__Stated goal__:
Copy the lines holding the word "avatar", all of them.

● ● ● ●

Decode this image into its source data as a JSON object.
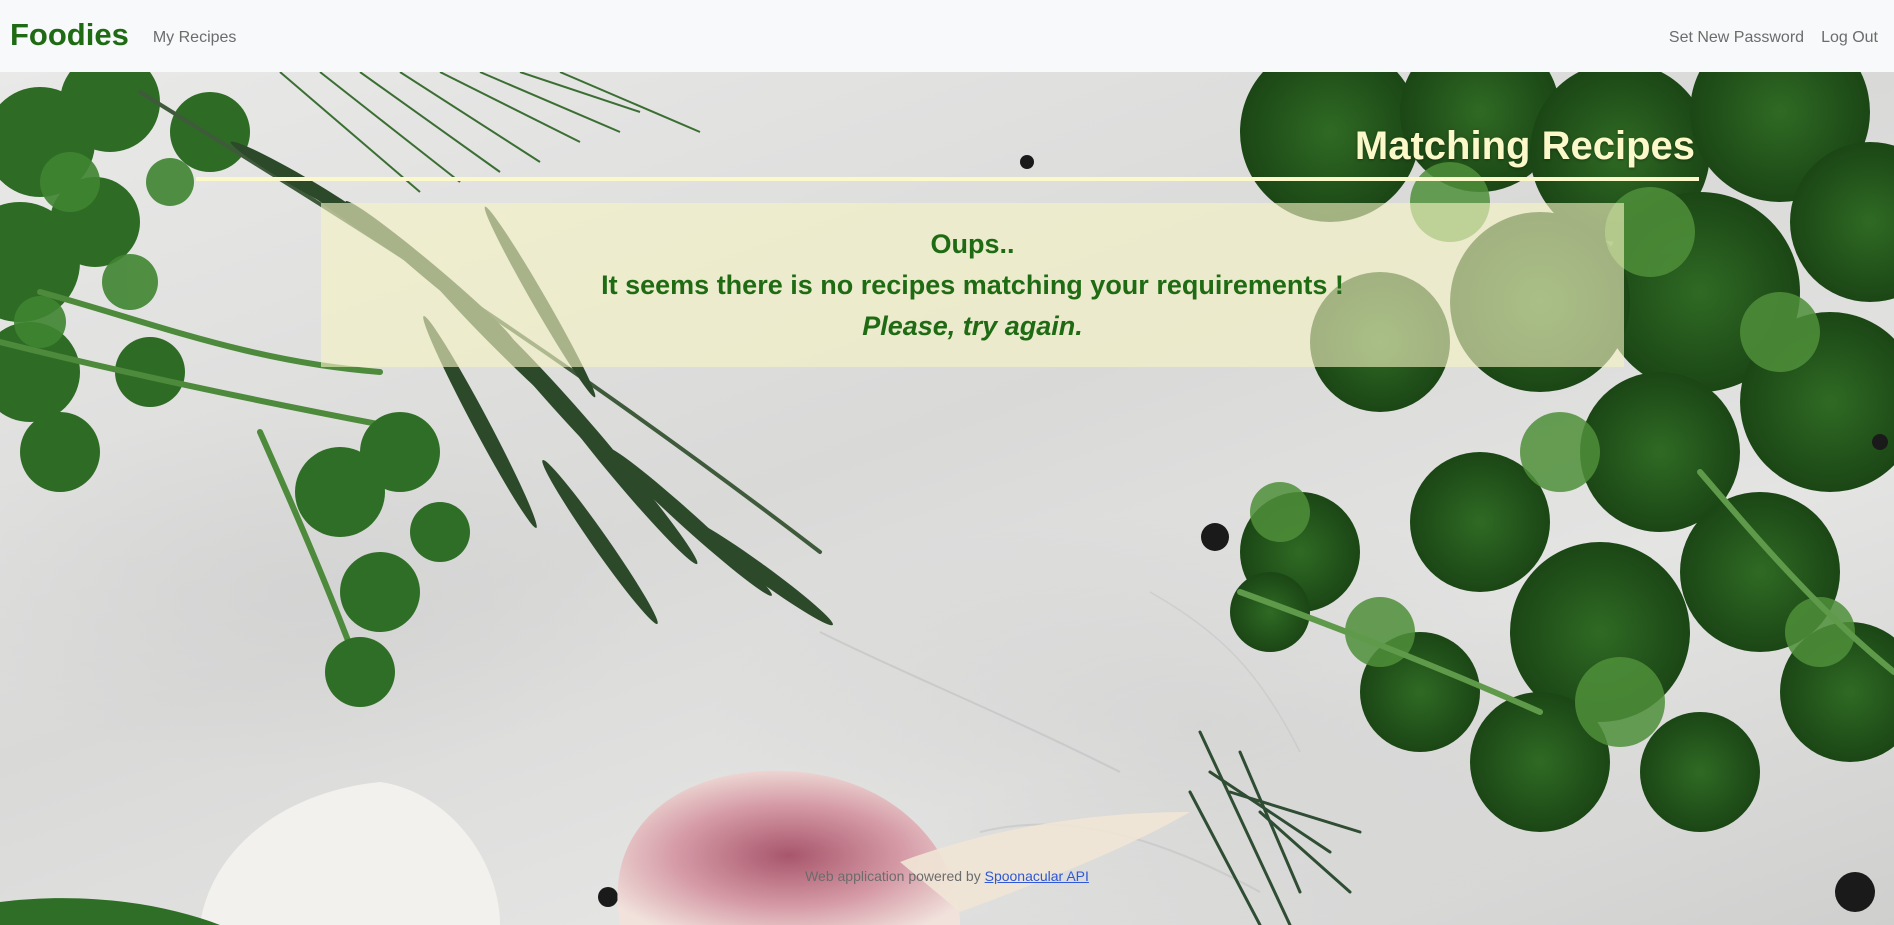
{
  "navbar": {
    "brand": "Foodies",
    "left_links": [
      "My Recipes"
    ],
    "right_links": [
      "Set New Password",
      "Log Out"
    ]
  },
  "main": {
    "title": "Matching Recipes",
    "message": {
      "line1": "Oups..",
      "line2": "It seems there is no recipes matching your requirements !",
      "line3": "Please, try again."
    }
  },
  "footer": {
    "text": "Web application powered by",
    "link_label": "Spoonacular API"
  },
  "colors": {
    "brand_green": "#1f6b14",
    "title_cream": "#fbf8c9",
    "navbar_bg": "#f8f9fa",
    "link_blue": "#2f57d6"
  }
}
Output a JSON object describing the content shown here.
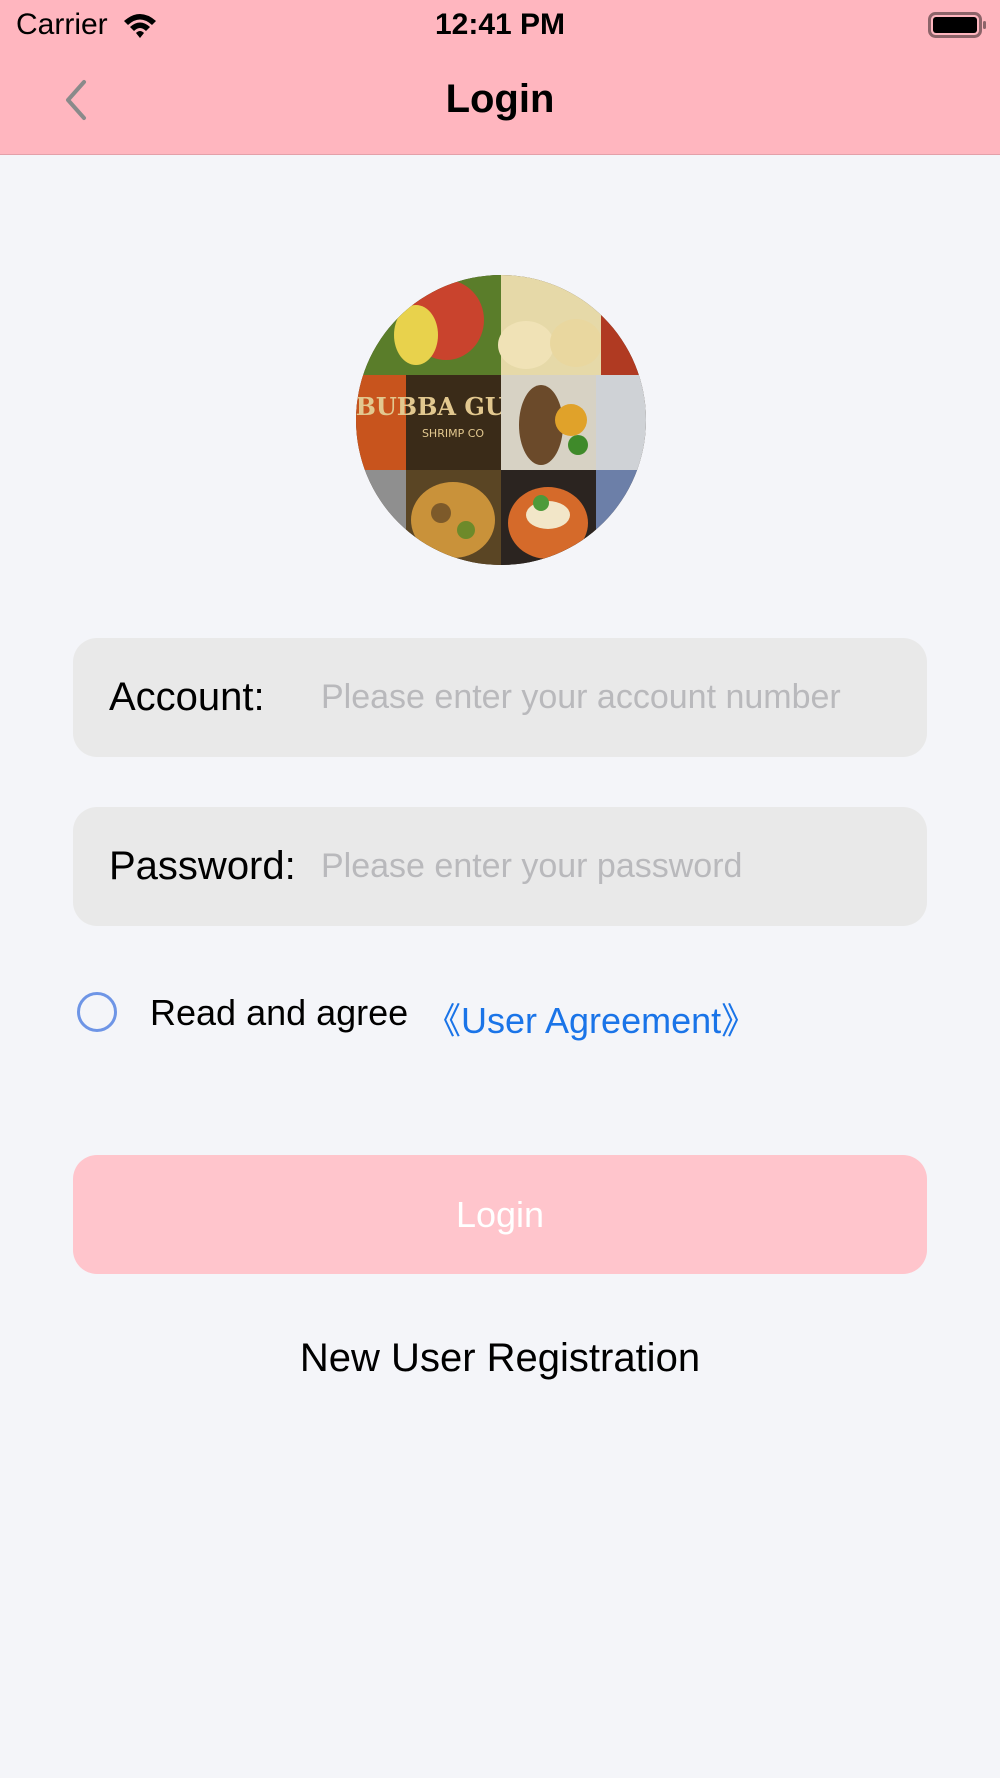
{
  "status_bar": {
    "carrier": "Carrier",
    "time": "12:41 PM"
  },
  "nav": {
    "title": "Login",
    "back_icon": "chevron-left-icon"
  },
  "avatar": {
    "description_icon": "food-collage-avatar"
  },
  "form": {
    "account_label": "Account:",
    "account_placeholder": "Please enter your account number",
    "account_value": "",
    "password_label": "Password:",
    "password_placeholder": "Please enter your password",
    "password_value": ""
  },
  "agreement": {
    "text": "Read and agree",
    "link": "《User Agreement》",
    "checked": false
  },
  "login_button": "Login",
  "register_link": "New User Registration",
  "colors": {
    "header_bg": "#ffb6bf",
    "login_button_bg": "#ffc5cc",
    "link": "#1a74e8",
    "page_bg": "#f4f5f9"
  }
}
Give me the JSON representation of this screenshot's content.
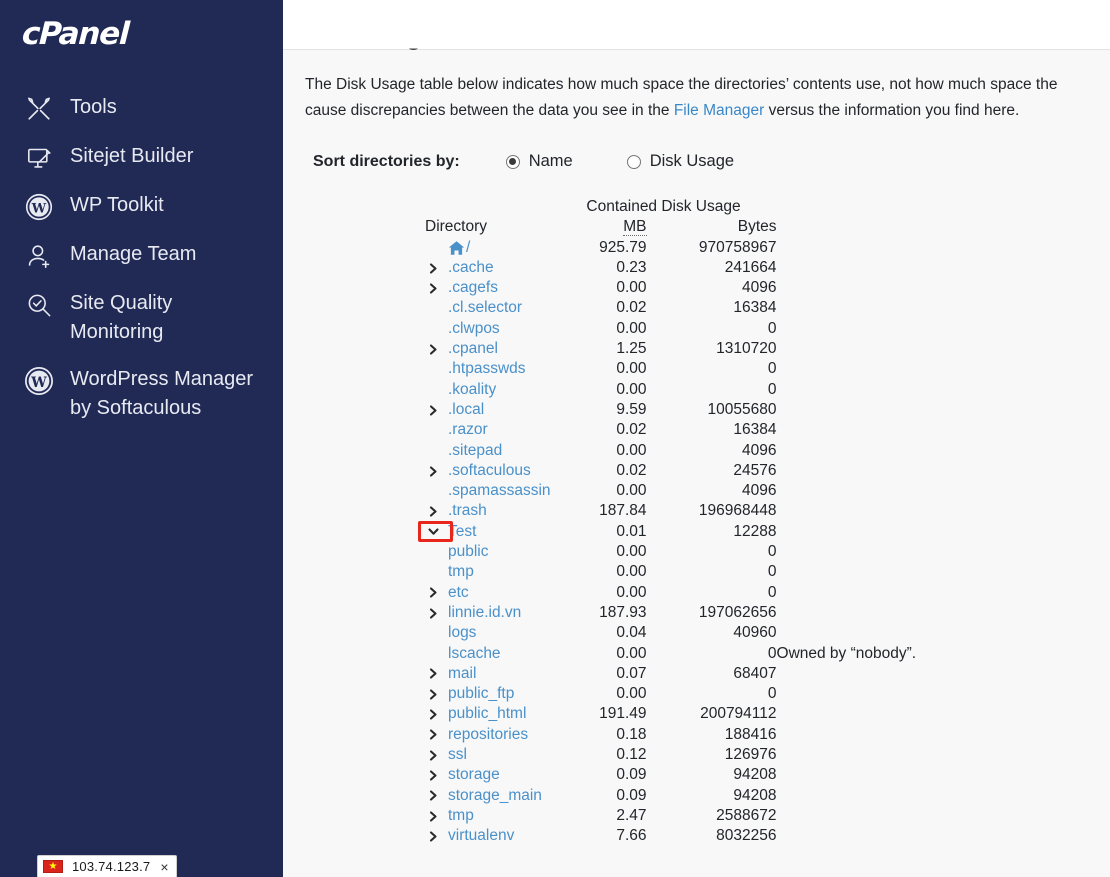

● ● ● ●

__Response__:
  "avatar": {
    "description_icon": "food-collage-avatar"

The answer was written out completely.